THE TASK
Reproduce the records below in full and exactly, without their images.

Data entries
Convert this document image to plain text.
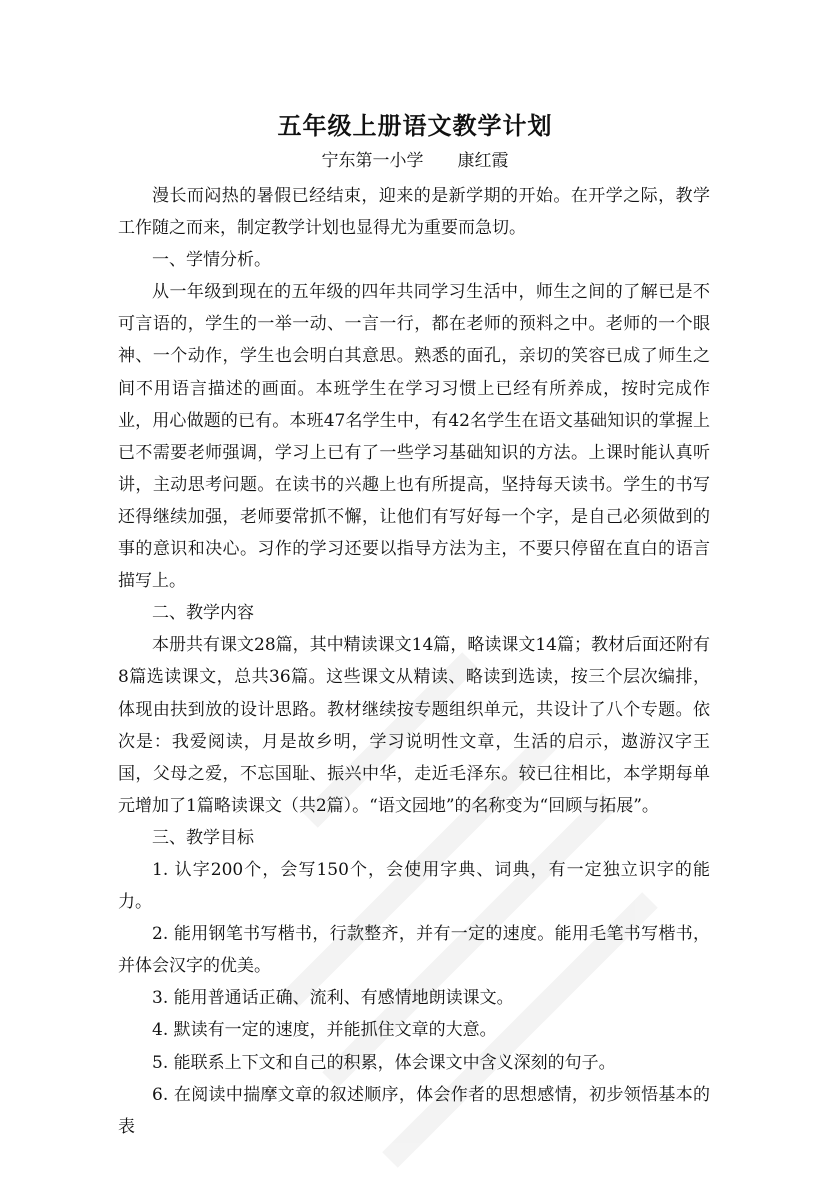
五年级上册语文教学计划
宁东第一小学 康红霞

漫长而闷热的暑假已经结束，迎来的是新学期的开始。在开学之际，教学工作随之而来，制定教学计划也显得尤为重要而急切。

一、学情分析。

从一年级到现在的五年级的四年共同学习生活中，师生之间的了解已是不可言语的，学生的一举一动、一言一行，都在老师的预料之中。老师的一个眼神、一个动作，学生也会明白其意思。熟悉的面孔，亲切的笑容已成了师生之间不用语言描述的画面。本班学生在学习习惯上已经有所养成，按时完成作业，用心做题的已有。本班47名学生中，有42名学生在语文基础知识的掌握上已不需要老师强调，学习上已有了一些学习基础知识的方法。上课时能认真听讲，主动思考问题。在读书的兴趣上也有所提高，坚持每天读书。学生的书写还得继续加强，老师要常抓不懈，让他们有写好每一个字，是自己必须做到的事的意识和决心。习作的学习还要以指导方法为主，不要只停留在直白的语言描写上。

二、教学内容

本册共有课文28篇，其中精读课文14篇，略读课文14篇；教材后面还附有8篇选读课文，总共36篇。这些课文从精读、略读到选读，按三个层次编排，体现由扶到放的设计思路。教材继续按专题组织单元，共设计了八个专题。依次是：我爱阅读，月是故乡明，学习说明性文章，生活的启示，遨游汉字王国，父母之爱，不忘国耻、振兴中华，走近毛泽东。较已往相比，本学期每单元增加了1篇略读课文（共2篇）。“语文园地”的名称变为“回顾与拓展”。

三、教学目标

1. 认字200个，会写150个，会使用字典、词典，有一定独立识字的能力。

2. 能用钢笔书写楷书，行款整齐，并有一定的速度。能用毛笔书写楷书，并体会汉字的优美。

3. 能用普通话正确、流利、有感情地朗读课文。

4. 默读有一定的速度，并能抓住文章的大意。

5. 能联系上下文和自己的积累，体会课文中含义深刻的句子。

6. 在阅读中揣摩文章的叙述顺序，体会作者的思想感情，初步领悟基本的表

FINISHED ANSWER
Convert this document image to plain text.
五年级上册语文教学计划
宁东第一小学 康红霞

漫长而闷热的暑假已经结束，迎来的是新学期的开始。在开学之际，教学工作随之而来，制定教学计划也显得尤为重要而急切。

一、学情分析。

从一年级到现在的五年级的四年共同学习生活中，师生之间的了解已是不可言语的，学生的一举一动、一言一行，都在老师的预料之中。老师的一个眼神、一个动作，学生也会明白其意思。熟悉的面孔，亲切的笑容已成了师生之间不用语言描述的画面。本班学生在学习习惯上已经有所养成，按时完成作业，用心做题的已有。本班47名学生中，有42名学生在语文基础知识的掌握上已不需要老师强调，学习上已有了一些学习基础知识的方法。上课时能认真听讲，主动思考问题。在读书的兴趣上也有所提高，坚持每天读书。学生的书写还得继续加强，老师要常抓不懈，让他们有写好每一个字，是自己必须做到的事的意识和决心。习作的学习还要以指导方法为主，不要只停留在直白的语言描写上。

二、教学内容

本册共有课文28篇，其中精读课文14篇，略读课文14篇；教材后面还附有8篇选读课文，总共36篇。这些课文从精读、略读到选读，按三个层次编排，体现由扶到放的设计思路。教材继续按专题组织单元，共设计了八个专题。依次是：我爱阅读，月是故乡明，学习说明性文章，生活的启示，遨游汉字王国，父母之爱，不忘国耻、振兴中华，走近毛泽东。较已往相比，本学期每单元增加了1篇略读课文（共2篇）。“语文园地”的名称变为“回顾与拓展”。

三、教学目标

1. 认字200个，会写150个，会使用字典、词典，有一定独立识字的能力。

2. 能用钢笔书写楷书，行款整齐，并有一定的速度。能用毛笔书写楷书，并体会汉字的优美。

3. 能用普通话正确、流利、有感情地朗读课文。

4. 默读有一定的速度，并能抓住文章的大意。

5. 能联系上下文和自己的积累，体会课文中含义深刻的句子。

6. 在阅读中揣摩文章的叙述顺序，体会作者的思想感情，初步领悟基本的表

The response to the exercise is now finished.